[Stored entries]
▬▬▬▬▬▬▬▬▬▬
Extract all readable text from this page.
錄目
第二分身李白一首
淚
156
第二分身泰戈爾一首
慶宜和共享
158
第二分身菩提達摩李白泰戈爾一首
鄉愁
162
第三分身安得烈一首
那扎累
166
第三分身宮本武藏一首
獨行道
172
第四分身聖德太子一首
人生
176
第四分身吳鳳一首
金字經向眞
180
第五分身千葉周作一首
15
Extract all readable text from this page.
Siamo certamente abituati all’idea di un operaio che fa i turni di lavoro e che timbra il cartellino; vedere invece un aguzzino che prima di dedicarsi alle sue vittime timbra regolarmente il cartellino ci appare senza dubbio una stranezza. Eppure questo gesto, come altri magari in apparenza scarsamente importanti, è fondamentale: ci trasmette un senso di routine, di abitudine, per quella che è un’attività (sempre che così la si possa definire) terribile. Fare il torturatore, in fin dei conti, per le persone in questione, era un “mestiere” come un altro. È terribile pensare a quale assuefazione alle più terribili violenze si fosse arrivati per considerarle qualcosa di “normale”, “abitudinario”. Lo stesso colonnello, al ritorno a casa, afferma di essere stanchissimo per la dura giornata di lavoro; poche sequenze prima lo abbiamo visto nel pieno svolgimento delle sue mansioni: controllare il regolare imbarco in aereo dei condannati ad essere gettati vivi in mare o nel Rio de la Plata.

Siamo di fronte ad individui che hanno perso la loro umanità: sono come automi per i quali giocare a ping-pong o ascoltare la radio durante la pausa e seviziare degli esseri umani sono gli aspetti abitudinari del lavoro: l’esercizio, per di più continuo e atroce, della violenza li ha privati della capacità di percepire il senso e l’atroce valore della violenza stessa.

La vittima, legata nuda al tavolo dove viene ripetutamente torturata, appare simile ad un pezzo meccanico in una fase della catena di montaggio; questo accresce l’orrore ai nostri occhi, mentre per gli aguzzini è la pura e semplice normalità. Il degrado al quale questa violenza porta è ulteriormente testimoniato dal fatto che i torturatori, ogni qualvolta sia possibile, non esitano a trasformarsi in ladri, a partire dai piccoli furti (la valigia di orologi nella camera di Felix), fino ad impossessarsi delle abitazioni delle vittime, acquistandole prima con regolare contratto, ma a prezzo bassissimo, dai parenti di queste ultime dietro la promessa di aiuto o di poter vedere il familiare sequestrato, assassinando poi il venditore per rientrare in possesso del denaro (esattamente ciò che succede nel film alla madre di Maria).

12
▬▬▬▬▬▬▬▬▬▬
[Written instruction] From the records above, extract each line exactly as shown.

[Exercise response]
Extract all readable text from this page.
錄目
第二分身李白一首
淚
156
第二分身泰戈爾一首
慶宜和共享
158
第二分身菩提達摩李白泰戈爾一首
鄉愁
162
第三分身安得烈一首
那扎累
166
第三分身宮本武藏一首
獨行道
172
第四分身聖德太子一首
人生
176
第四分身吳鳳一首
金字經向眞
180
第五分身千葉周作一首
15
Extract all readable text from this page.
Siamo certamente abituati all’idea di un operaio che fa i turni di lavoro e che timbra il cartellino; vedere invece un aguzzino che prima di dedicarsi alle sue vittime timbra regolarmente il cartellino ci appare senza dubbio una stranezza. Eppure questo gesto, come altri magari in apparenza scarsamente importanti, è fondamentale: ci trasmette un senso di routine, di abitudine, per quella che è un’attività (sempre che così la si possa definire) terribile. Fare il torturatore, in fin dei conti, per le persone in questione, era un “mestiere” come un altro. È terribile pensare a quale assuefazione alle più terribili violenze si fosse arrivati per considerarle qualcosa di “normale”, “abitudinario”. Lo stesso colonnello, al ritorno a casa, afferma di essere stanchissimo per la dura giornata di lavoro; poche sequenze prima lo abbiamo visto nel pieno svolgimento delle sue mansioni: controllare il regolare imbarco in aereo dei condannati ad essere gettati vivi in mare o nel Rio de la Plata.

Siamo di fronte ad individui che hanno perso la loro umanità: sono come automi per i quali giocare a ping-pong o ascoltare la radio durante la pausa e seviziare degli esseri umani sono gli aspetti abitudinari del lavoro: l’esercizio, per di più continuo e atroce, della violenza li ha privati della capacità di percepire il senso e l’atroce valore della violenza stessa.

La vittima, legata nuda al tavolo dove viene ripetutamente torturata, appare simile ad un pezzo meccanico in una fase della catena di montaggio; questo accresce l’orrore ai nostri occhi, mentre per gli aguzzini è la pura e semplice normalità. Il degrado al quale questa violenza porta è ulteriormente testimoniato dal fatto che i torturatori, ogni qualvolta sia possibile, non esitano a trasformarsi in ladri, a partire dai piccoli furti (la valigia di orologi nella camera di Felix), fino ad impossessarsi delle abitazioni delle vittime, acquistandole prima con regolare contratto, ma a prezzo bassissimo, dai parenti di queste ultime dietro la promessa di aiuto o di poter vedere il familiare sequestrato, assassinando poi il venditore per rientrare in possesso del denaro (esattamente ciò che succede nel film alla madre di Maria).

12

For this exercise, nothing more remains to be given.